*WHAT YOU ARE ASKED TO DO:* Repeat all of the records verbatim.

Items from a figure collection
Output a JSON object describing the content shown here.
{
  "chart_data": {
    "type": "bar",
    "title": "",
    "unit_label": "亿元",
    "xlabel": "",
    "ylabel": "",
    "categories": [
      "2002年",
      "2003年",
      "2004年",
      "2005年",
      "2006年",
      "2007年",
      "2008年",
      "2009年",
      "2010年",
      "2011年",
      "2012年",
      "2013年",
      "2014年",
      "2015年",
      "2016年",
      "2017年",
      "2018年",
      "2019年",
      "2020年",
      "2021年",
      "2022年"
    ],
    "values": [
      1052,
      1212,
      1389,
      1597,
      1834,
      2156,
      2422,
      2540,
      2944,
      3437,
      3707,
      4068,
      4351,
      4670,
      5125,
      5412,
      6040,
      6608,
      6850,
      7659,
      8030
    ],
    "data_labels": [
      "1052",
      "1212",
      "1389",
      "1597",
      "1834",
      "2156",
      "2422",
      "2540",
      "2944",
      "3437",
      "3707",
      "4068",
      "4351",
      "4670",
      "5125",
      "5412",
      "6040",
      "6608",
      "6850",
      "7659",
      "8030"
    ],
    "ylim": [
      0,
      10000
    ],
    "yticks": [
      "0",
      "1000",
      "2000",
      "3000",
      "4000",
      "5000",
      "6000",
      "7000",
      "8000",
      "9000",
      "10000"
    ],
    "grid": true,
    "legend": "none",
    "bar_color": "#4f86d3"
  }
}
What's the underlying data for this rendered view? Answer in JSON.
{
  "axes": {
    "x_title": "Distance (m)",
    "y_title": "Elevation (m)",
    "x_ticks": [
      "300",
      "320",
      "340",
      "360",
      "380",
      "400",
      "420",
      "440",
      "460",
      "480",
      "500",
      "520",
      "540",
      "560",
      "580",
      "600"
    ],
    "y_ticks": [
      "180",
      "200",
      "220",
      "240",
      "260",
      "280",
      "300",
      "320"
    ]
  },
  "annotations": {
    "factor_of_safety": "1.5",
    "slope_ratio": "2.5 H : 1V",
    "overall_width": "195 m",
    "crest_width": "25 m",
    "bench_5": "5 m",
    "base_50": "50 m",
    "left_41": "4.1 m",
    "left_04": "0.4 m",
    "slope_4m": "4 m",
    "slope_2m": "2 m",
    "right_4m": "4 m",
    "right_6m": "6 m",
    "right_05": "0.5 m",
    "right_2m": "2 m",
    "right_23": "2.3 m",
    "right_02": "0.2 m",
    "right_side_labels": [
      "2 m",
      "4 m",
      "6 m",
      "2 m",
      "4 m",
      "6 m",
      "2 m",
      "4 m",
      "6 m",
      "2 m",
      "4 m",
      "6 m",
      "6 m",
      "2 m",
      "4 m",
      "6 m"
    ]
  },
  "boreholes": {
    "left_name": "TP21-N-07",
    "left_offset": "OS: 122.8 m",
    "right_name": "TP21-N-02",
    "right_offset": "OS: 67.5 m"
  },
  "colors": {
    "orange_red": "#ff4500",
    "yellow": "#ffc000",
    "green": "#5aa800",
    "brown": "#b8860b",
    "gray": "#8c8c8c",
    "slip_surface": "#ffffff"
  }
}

*OUTPUT FOR THIS EXERCISE:*
Output a JSON object describing the content shown here.
{
  "chart_data": {
    "type": "bar",
    "title": "",
    "unit_label": "亿元",
    "xlabel": "",
    "ylabel": "",
    "categories": [
      "2002年",
      "2003年",
      "2004年",
      "2005年",
      "2006年",
      "2007年",
      "2008年",
      "2009年",
      "2010年",
      "2011年",
      "2012年",
      "2013年",
      "2014年",
      "2015年",
      "2016年",
      "2017年",
      "2018年",
      "2019年",
      "2020年",
      "2021年",
      "2022年"
    ],
    "values": [
      1052,
      1212,
      1389,
      1597,
      1834,
      2156,
      2422,
      2540,
      2944,
      3437,
      3707,
      4068,
      4351,
      4670,
      5125,
      5412,
      6040,
      6608,
      6850,
      7659,
      8030
    ],
    "data_labels": [
      "1052",
      "1212",
      "1389",
      "1597",
      "1834",
      "2156",
      "2422",
      "2540",
      "2944",
      "3437",
      "3707",
      "4068",
      "4351",
      "4670",
      "5125",
      "5412",
      "6040",
      "6608",
      "6850",
      "7659",
      "8030"
    ],
    "ylim": [
      0,
      10000
    ],
    "yticks": [
      "0",
      "1000",
      "2000",
      "3000",
      "4000",
      "5000",
      "6000",
      "7000",
      "8000",
      "9000",
      "10000"
    ],
    "grid": true,
    "legend": "none",
    "bar_color": "#4f86d3"
  }
}
What's the underlying data for this rendered view? Answer in JSON.
{
  "axes": {
    "x_title": "Distance (m)",
    "y_title": "Elevation (m)",
    "x_ticks": [
      "300",
      "320",
      "340",
      "360",
      "380",
      "400",
      "420",
      "440",
      "460",
      "480",
      "500",
      "520",
      "540",
      "560",
      "580",
      "600"
    ],
    "y_ticks": [
      "180",
      "200",
      "220",
      "240",
      "260",
      "280",
      "300",
      "320"
    ]
  },
  "annotations": {
    "factor_of_safety": "1.5",
    "slope_ratio": "2.5 H : 1V",
    "overall_width": "195 m",
    "crest_width": "25 m",
    "bench_5": "5 m",
    "base_50": "50 m",
    "left_41": "4.1 m",
    "left_04": "0.4 m",
    "slope_4m": "4 m",
    "slope_2m": "2 m",
    "right_4m": "4 m",
    "right_6m": "6 m",
    "right_05": "0.5 m",
    "right_2m": "2 m",
    "right_23": "2.3 m",
    "right_02": "0.2 m",
    "right_side_labels": [
      "2 m",
      "4 m",
      "6 m",
      "2 m",
      "4 m",
      "6 m",
      "2 m",
      "4 m",
      "6 m",
      "2 m",
      "4 m",
      "6 m",
      "6 m",
      "2 m",
      "4 m",
      "6 m"
    ]
  },
  "boreholes": {
    "left_name": "TP21-N-07",
    "left_offset": "OS: 122.8 m",
    "right_name": "TP21-N-02",
    "right_offset": "OS: 67.5 m"
  },
  "colors": {
    "orange_red": "#ff4500",
    "yellow": "#ffc000",
    "green": "#5aa800",
    "brown": "#b8860b",
    "gray": "#8c8c8c",
    "slip_surface": "#ffffff"
  }
}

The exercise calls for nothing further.